Transcribe exactly the lines from the one holding "What text is on this page?" to the end of the data below, including both of those lines and no others.

──────────────────────────────

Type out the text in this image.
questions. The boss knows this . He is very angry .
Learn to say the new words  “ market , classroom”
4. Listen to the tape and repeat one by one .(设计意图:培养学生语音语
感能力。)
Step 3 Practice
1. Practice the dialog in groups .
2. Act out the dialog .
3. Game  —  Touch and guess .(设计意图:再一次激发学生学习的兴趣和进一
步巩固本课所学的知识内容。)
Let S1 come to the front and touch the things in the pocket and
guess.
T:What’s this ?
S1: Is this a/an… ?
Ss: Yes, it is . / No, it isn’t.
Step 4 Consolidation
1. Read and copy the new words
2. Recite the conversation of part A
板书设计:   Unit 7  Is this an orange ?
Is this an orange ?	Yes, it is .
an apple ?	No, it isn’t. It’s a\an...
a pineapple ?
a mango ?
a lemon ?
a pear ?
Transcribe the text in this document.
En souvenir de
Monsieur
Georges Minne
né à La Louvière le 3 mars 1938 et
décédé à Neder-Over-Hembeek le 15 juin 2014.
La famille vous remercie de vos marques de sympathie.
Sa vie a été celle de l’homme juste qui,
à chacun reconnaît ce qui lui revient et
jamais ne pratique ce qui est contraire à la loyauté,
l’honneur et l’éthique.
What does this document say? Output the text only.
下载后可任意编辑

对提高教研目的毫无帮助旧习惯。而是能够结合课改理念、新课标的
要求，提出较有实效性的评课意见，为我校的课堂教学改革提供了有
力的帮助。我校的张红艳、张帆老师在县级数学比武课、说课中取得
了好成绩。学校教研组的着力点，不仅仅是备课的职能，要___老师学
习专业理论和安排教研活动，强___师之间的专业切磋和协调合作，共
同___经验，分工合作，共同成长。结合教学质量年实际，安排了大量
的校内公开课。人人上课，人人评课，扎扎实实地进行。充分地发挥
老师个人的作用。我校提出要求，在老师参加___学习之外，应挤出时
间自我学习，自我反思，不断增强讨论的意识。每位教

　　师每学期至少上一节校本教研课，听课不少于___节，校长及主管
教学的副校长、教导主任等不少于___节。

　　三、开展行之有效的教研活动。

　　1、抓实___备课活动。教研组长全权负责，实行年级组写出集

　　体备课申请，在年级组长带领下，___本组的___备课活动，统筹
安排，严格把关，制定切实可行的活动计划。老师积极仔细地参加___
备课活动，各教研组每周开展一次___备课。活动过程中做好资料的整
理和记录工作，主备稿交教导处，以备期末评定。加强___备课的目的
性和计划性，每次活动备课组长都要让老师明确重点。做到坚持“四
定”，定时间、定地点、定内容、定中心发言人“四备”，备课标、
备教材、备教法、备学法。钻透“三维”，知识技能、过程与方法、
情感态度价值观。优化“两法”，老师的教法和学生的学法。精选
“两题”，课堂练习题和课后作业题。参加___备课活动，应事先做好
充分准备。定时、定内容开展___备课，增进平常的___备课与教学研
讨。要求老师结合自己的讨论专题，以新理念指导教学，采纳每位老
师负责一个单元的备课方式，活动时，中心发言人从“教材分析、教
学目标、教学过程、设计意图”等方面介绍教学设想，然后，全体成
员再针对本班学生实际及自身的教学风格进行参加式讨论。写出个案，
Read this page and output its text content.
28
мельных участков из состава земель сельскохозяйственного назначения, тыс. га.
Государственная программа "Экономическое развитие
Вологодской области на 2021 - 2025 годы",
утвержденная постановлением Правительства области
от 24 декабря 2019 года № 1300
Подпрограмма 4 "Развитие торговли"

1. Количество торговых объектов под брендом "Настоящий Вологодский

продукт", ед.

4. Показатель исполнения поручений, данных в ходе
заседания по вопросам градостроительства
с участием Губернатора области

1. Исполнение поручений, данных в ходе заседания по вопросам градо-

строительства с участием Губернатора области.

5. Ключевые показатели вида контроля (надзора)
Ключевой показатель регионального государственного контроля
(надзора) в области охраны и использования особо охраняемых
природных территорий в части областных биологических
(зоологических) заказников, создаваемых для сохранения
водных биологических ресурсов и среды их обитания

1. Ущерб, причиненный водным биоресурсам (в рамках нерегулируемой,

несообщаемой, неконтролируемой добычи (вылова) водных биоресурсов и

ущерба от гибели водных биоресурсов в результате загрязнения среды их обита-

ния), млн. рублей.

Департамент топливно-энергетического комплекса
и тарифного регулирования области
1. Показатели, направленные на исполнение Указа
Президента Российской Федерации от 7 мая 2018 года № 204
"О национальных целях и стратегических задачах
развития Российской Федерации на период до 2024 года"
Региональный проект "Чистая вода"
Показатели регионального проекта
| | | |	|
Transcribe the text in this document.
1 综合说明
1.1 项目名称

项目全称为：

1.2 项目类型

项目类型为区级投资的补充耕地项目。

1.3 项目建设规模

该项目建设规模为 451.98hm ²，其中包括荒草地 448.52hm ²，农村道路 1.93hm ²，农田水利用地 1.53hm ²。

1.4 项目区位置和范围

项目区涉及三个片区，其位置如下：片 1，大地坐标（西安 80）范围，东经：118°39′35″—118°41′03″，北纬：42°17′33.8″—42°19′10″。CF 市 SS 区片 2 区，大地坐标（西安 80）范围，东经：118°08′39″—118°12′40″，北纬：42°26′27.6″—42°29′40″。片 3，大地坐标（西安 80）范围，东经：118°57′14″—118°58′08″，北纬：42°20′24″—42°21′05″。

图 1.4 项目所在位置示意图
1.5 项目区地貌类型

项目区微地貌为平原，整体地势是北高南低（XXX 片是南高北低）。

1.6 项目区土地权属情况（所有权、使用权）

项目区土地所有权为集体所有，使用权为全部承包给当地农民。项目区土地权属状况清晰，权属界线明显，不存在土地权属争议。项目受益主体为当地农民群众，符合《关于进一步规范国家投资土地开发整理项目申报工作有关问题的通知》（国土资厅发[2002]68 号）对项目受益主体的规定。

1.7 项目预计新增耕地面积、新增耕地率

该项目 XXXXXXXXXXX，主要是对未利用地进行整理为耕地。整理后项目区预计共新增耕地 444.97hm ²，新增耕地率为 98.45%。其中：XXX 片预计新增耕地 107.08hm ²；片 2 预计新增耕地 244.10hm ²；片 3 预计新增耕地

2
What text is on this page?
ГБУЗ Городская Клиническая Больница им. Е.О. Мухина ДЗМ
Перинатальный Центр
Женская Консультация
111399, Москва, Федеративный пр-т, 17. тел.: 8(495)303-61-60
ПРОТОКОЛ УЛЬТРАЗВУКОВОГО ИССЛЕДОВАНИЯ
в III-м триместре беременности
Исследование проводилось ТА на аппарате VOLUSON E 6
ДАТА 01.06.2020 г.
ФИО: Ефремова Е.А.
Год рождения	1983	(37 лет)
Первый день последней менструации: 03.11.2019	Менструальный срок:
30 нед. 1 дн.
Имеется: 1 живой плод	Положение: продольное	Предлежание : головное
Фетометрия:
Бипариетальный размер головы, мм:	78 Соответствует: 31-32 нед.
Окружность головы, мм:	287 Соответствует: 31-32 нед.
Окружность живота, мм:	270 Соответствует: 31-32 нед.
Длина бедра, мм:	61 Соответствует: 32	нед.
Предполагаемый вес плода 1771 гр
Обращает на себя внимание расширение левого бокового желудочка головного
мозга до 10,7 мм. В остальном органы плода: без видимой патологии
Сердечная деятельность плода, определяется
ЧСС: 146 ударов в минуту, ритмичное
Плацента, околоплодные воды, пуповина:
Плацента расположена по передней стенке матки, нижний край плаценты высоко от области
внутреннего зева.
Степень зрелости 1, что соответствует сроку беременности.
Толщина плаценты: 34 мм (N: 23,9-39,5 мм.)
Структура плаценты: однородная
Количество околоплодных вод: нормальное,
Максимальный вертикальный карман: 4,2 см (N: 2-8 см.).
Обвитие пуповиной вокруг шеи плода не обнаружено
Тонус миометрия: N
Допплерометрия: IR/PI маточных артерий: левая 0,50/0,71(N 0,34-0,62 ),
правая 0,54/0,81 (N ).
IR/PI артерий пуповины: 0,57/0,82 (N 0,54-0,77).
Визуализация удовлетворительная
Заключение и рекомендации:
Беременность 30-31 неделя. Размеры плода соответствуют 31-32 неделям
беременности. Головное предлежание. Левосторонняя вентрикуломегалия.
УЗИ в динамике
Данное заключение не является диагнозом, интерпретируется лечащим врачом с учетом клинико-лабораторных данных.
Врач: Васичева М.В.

──────────────────────────────

**Exercise answer**
What text is on this page?
ГБУЗ Городская Клиническая Больница им. Е.О. Мухина ДЗМ
Перинатальный Центр
Женская Консультация
111399, Москва, Федеративный пр-т, 17. тел.: 8(495)303-61-60
ПРОТОКОЛ УЛЬТРАЗВУКОВОГО ИССЛЕДОВАНИЯ
в III-м триместре беременности
Исследование проводилось ТА на аппарате VOLUSON E 6
ДАТА 01.06.2020 г.
ФИО: Ефремова Е.А.
Год рождения	1983	(37 лет)
Первый день последней менструации: 03.11.2019	Менструальный срок:
30 нед. 1 дн.
Имеется: 1 живой плод	Положение: продольное	Предлежание : головное
Фетометрия:
Бипариетальный размер головы, мм:	78 Соответствует: 31-32 нед.
Окружность головы, мм:	287 Соответствует: 31-32 нед.
Окружность живота, мм:	270 Соответствует: 31-32 нед.
Длина бедра, мм:	61 Соответствует: 32	нед.
Предполагаемый вес плода 1771 гр
Обращает на себя внимание расширение левого бокового желудочка головного
мозга до 10,7 мм. В остальном органы плода: без видимой патологии
Сердечная деятельность плода, определяется
ЧСС: 146 ударов в минуту, ритмичное
Плацента, околоплодные воды, пуповина:
Плацента расположена по передней стенке матки, нижний край плаценты высоко от области
внутреннего зева.
Степень зрелости 1, что соответствует сроку беременности.
Толщина плаценты: 34 мм (N: 23,9-39,5 мм.)
Структура плаценты: однородная
Количество околоплодных вод: нормальное,
Максимальный вертикальный карман: 4,2 см (N: 2-8 см.).
Обвитие пуповиной вокруг шеи плода не обнаружено
Тонус миометрия: N
Допплерометрия: IR/PI маточных артерий: левая 0,50/0,71(N 0,34-0,62 ),
правая 0,54/0,81 (N ).
IR/PI артерий пуповины: 0,57/0,82 (N 0,54-0,77).
Визуализация удовлетворительная
Заключение и рекомендации:
Беременность 30-31 неделя. Размеры плода соответствуют 31-32 неделям
беременности. Головное предлежание. Левосторонняя вентрикуломегалия.
УЗИ в динамике
Данное заключение не является диагнозом, интерпретируется лечащим врачом с учетом клинико-лабораторных данных.
Врач: Васичева М.В.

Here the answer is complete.